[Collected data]
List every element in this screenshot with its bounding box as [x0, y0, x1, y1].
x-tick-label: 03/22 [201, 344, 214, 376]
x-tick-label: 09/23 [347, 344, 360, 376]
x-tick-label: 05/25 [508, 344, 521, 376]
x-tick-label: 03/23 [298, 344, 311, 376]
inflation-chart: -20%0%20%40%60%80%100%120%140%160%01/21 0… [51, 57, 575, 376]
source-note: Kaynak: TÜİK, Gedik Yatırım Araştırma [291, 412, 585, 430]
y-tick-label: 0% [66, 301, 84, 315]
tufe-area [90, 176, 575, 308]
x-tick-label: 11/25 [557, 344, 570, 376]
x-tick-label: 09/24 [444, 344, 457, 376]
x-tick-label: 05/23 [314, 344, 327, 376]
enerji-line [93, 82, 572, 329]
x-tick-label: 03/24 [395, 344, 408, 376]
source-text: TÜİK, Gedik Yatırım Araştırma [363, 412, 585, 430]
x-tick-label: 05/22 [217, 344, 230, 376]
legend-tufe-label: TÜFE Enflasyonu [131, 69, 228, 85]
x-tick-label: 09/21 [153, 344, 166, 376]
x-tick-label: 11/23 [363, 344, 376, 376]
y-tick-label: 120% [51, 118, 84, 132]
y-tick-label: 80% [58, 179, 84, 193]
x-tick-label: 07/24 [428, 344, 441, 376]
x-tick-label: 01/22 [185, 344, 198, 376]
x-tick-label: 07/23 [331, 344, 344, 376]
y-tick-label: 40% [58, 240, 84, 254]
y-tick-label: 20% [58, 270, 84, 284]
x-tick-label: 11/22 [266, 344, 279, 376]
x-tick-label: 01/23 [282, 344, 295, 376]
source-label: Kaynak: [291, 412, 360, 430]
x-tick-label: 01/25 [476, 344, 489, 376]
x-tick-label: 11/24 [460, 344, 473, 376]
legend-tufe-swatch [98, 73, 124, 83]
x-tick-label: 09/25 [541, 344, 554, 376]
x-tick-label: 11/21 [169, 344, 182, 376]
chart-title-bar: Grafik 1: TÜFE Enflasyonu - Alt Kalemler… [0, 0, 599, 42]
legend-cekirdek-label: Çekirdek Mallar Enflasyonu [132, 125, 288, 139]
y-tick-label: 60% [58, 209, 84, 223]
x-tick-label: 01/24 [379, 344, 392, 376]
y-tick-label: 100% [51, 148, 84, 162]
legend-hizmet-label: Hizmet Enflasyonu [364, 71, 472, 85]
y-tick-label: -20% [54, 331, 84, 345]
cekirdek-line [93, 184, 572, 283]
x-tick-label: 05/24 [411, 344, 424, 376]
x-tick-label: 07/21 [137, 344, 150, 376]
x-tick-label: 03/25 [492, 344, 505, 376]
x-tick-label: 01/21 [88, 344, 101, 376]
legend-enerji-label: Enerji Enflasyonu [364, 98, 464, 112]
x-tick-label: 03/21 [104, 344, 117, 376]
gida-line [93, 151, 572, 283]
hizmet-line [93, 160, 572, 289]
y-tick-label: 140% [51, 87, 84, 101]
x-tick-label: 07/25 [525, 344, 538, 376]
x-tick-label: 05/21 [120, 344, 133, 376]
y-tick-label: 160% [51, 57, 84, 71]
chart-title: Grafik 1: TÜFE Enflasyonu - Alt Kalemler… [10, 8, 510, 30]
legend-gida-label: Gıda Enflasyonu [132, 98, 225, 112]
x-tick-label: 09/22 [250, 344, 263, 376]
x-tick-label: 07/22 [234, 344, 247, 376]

Aim -> Copy out each line of the items above that contains the string "Kalemler".

Exercise result ->
chart-title-bar: Grafik 1: TÜFE Enflasyonu - Alt Kalemler… [0, 0, 599, 42]
chart-title: Grafik 1: TÜFE Enflasyonu - Alt Kalemler… [10, 8, 510, 30]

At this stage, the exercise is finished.